■ **MATERIAL PROVIDED**
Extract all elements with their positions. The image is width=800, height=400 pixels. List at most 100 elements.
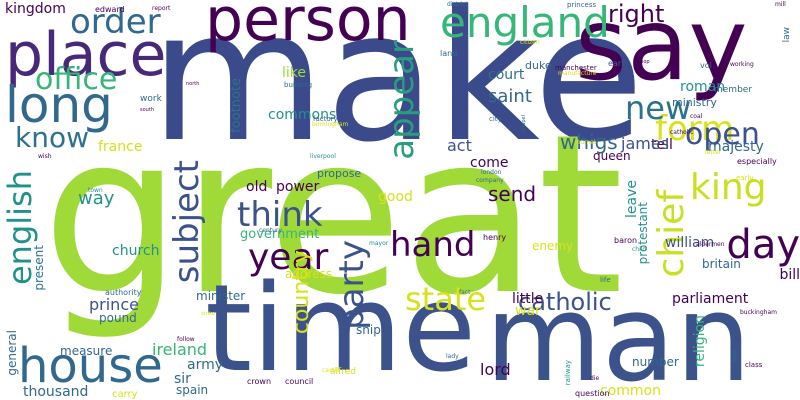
- word-time: time: [205, 260, 477, 399]
- word-council: council: [285, 377, 314, 386]
- word-city: city: [489, 115, 502, 123]
- word-britain: britain: [702, 257, 741, 271]
- word-vol: vol: [700, 61, 712, 70]
- word-district: district: [447, 1, 468, 8]
- word-alfred: alfred: [330, 367, 356, 377]
- word-hand: hand: [390, 225, 476, 265]
- word-right: right: [608, 0, 665, 28]
- word-thousand: thousand: [23, 384, 89, 400]
- word-open: open: [685, 117, 760, 152]
- word-person: person: [205, 0, 411, 55]
- word-company: company: [476, 177, 504, 184]
- word-lord: lord: [480, 360, 511, 379]
- word-man: man: [485, 270, 752, 400]
- word-kingdom: kingdom: [5, 1, 66, 17]
- word-roman: roman: [680, 79, 726, 95]
- word-new: new: [625, 89, 692, 127]
- word-century: century: [259, 227, 282, 234]
- word-die: die: [590, 375, 600, 382]
- word-chapel: chapel: [521, 115, 527, 132]
- word-ministry: ministry: [672, 96, 717, 109]
- word-make: make: [150, 0, 645, 182]
- word-authority: authority: [105, 288, 142, 297]
- word-mayor: mayor: [369, 240, 389, 247]
- word-place: place: [5, 20, 167, 90]
- word-duke: duke: [525, 59, 552, 72]
- word-king: king: [690, 167, 767, 208]
- word-william: william: [665, 235, 715, 251]
- word-birmingham: birmingham: [312, 121, 349, 128]
- word-lady: lady: [446, 353, 459, 360]
- word-day: day: [726, 222, 800, 268]
- word-queen: queen: [593, 149, 631, 163]
- word-good: good: [378, 189, 413, 205]
- word-catholic-small: catholic: [670, 129, 694, 136]
- word-act: act: [447, 136, 472, 155]
- word-saint: saint: [488, 86, 532, 107]
- word-bishop: bishop: [633, 59, 650, 65]
- word-mill: mill: [775, 1, 786, 8]
- word-bill: bill: [779, 267, 800, 283]
- word-citizen: citizen: [520, 39, 540, 46]
- word-present: present: [32, 245, 46, 291]
- word-know: know: [15, 121, 89, 154]
- word-house: house: [18, 338, 163, 394]
- word-james: james: [621, 134, 670, 153]
- word-old: old: [246, 179, 268, 195]
- word-war: war: [515, 303, 541, 319]
- word-great: great: [42, 87, 624, 343]
- word-town: town: [88, 187, 103, 194]
- word-edward: edward: [95, 5, 125, 14]
- word-state: state: [405, 280, 487, 318]
- word-manufacture: manufacture: [558, 70, 597, 77]
- word-railway: railway: [564, 360, 572, 386]
- word-london: london: [481, 169, 502, 176]
- word-government: government: [240, 227, 320, 242]
- word-south: south: [140, 107, 154, 113]
- word-order: order: [70, 2, 161, 42]
- word-line: line: [730, 350, 738, 363]
- word-buckingham: buckingham: [740, 309, 777, 316]
- word-form: form: [655, 109, 735, 149]
- word-member: member: [714, 85, 753, 95]
- word-especially: especially: [737, 157, 777, 166]
- word-princess: princess: [567, 1, 597, 9]
- word-court: court: [488, 67, 525, 83]
- word-measure: measure: [60, 344, 113, 358]
- word-baron: baron: [614, 236, 638, 245]
- word-work: work: [140, 94, 162, 104]
- word-building: building: [284, 81, 313, 89]
- word-church: church: [112, 243, 160, 259]
- word-common: common: [600, 383, 661, 399]
- word-law: law: [782, 27, 792, 43]
- word-child: child: [632, 246, 647, 253]
- word-fact: fact: [459, 289, 471, 296]
- word-footnote: footnote: [229, 78, 244, 133]
- word-question: question: [575, 389, 610, 398]
- word-prince: prince: [89, 295, 139, 314]
- word-wish: wish: [38, 153, 52, 160]
- word-army: army: [187, 357, 224, 373]
- word-letter: letter: [705, 149, 722, 156]
- word-minister: minister: [196, 289, 246, 303]
- word-life: life: [600, 276, 611, 284]
- word-ireland: ireland: [152, 340, 208, 359]
- word-catholic: catholic: [518, 288, 612, 316]
- word-coal: coal: [690, 113, 703, 120]
- word-come: come: [470, 155, 509, 171]
- word-party: party: [332, 240, 372, 330]
- word-way: way: [78, 188, 115, 209]
- word-spain: spain: [176, 383, 209, 397]
- word-number: number: [632, 355, 679, 369]
- word-power: power: [276, 179, 320, 195]
- word-earl: earl: [608, 59, 624, 68]
- word-liverpool: liverpool: [310, 153, 336, 160]
- word-france: france: [98, 139, 143, 155]
- word-address: address: [285, 267, 333, 281]
- word-follow: follow: [177, 336, 195, 343]
- word-class: class: [745, 361, 763, 369]
- word-whigs: whigs: [560, 130, 618, 154]
- word-crown: crown: [247, 377, 272, 386]
- word-long: long: [5, 76, 113, 134]
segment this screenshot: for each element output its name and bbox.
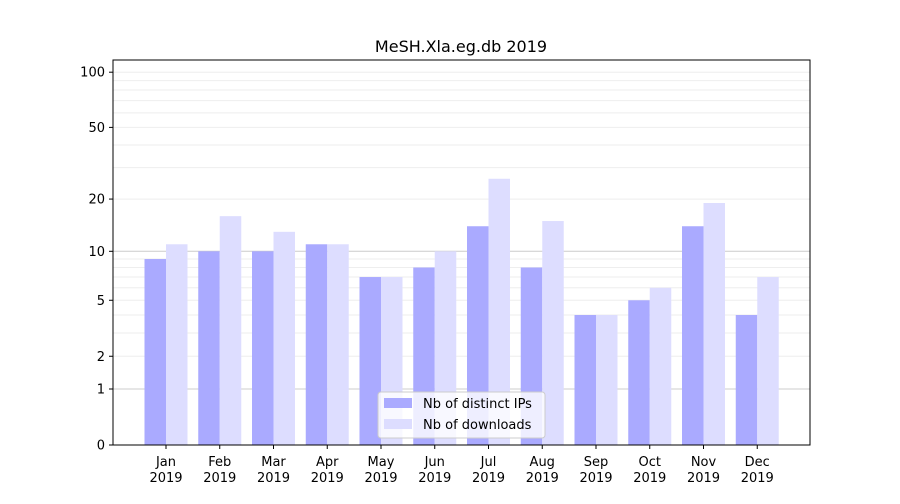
bar-distinct-ips [198, 251, 220, 445]
x-tick-label: Jul [480, 455, 497, 470]
y-tick-label: 0 [97, 439, 105, 454]
bar-downloads [757, 277, 779, 445]
x-tick-label: 2019 [633, 471, 666, 486]
x-tick-label: 2019 [418, 471, 451, 486]
x-tick-label: Oct [639, 455, 661, 470]
x-tick-label: 2019 [687, 471, 720, 486]
x-tick-label: Jun [424, 455, 445, 470]
plot-frame [112, 59, 811, 446]
x-tick-label: Jan [155, 455, 176, 470]
bar-downloads [703, 203, 725, 445]
bar-distinct-ips [467, 226, 489, 445]
x-tick-label: Dec [745, 455, 770, 470]
x-tick-label: 2019 [203, 471, 236, 486]
x-tick-label: 2019 [257, 471, 290, 486]
bar-downloads [596, 314, 618, 445]
bar-downloads [649, 287, 672, 445]
x-tick-label: 2019 [741, 471, 774, 486]
legend-label: Nb of distinct IPs [423, 397, 532, 412]
bar-downloads [219, 216, 242, 445]
bar-distinct-ips [574, 314, 596, 445]
bar-distinct-ips [359, 277, 381, 445]
y-tick-label: 10 [88, 245, 105, 260]
bar-downloads [542, 221, 564, 445]
bar-distinct-ips [628, 300, 650, 445]
bar-distinct-ips [682, 226, 704, 445]
bar-distinct-ips [735, 314, 758, 445]
x-tick-label: 2019 [364, 471, 397, 486]
legend-swatch [384, 398, 412, 408]
bar-distinct-ips [252, 251, 274, 445]
legend-swatch [384, 419, 412, 429]
x-tick-label: Feb [208, 455, 231, 470]
x-tick-label: Nov [691, 455, 717, 470]
x-tick-label: Aug [530, 455, 555, 470]
bar-distinct-ips [144, 259, 166, 445]
x-tick-label: Sep [584, 455, 609, 470]
y-tick-label: 100 [80, 66, 105, 81]
x-tick-label: 2019 [149, 471, 182, 486]
x-tick-label: May [368, 455, 395, 470]
bar-downloads [327, 244, 349, 445]
y-tick-label: 2 [97, 350, 105, 365]
y-tick-label: 20 [88, 193, 105, 208]
legend-box [377, 391, 546, 439]
y-tick-label: 50 [88, 121, 105, 136]
x-tick-label: Apr [316, 455, 339, 470]
y-tick-label: 1 [97, 383, 105, 398]
x-tick-label: 2019 [311, 471, 344, 486]
bar-distinct-ips [305, 244, 328, 445]
x-tick-label: 2019 [472, 471, 505, 486]
x-tick-label: 2019 [579, 471, 612, 486]
legend-label: Nb of downloads [423, 418, 532, 433]
x-tick-label: Mar [261, 455, 286, 470]
bar-downloads [488, 178, 510, 445]
bar-downloads [166, 244, 188, 445]
chart-title: MeSH.Xla.eg.db 2019 [375, 37, 547, 56]
bar-downloads [273, 231, 295, 445]
y-tick-label: 5 [97, 294, 105, 309]
legend: Nb of distinct IPs Nb of downloads [377, 391, 546, 439]
x-tick-label: 2019 [526, 471, 559, 486]
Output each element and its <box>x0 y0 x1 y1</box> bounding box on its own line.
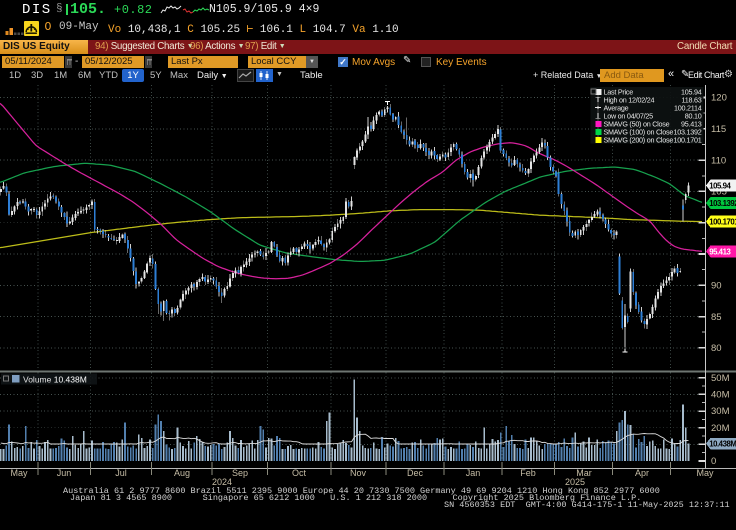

■ **BRIEF**
Select every line in the entries above that contains the word "catholic".

■ **OUTPUT FOR THIS EXERCISE**
- word-catholic-small: catholic: [670, 129, 694, 136]
- word-catholic: catholic: [518, 288, 612, 316]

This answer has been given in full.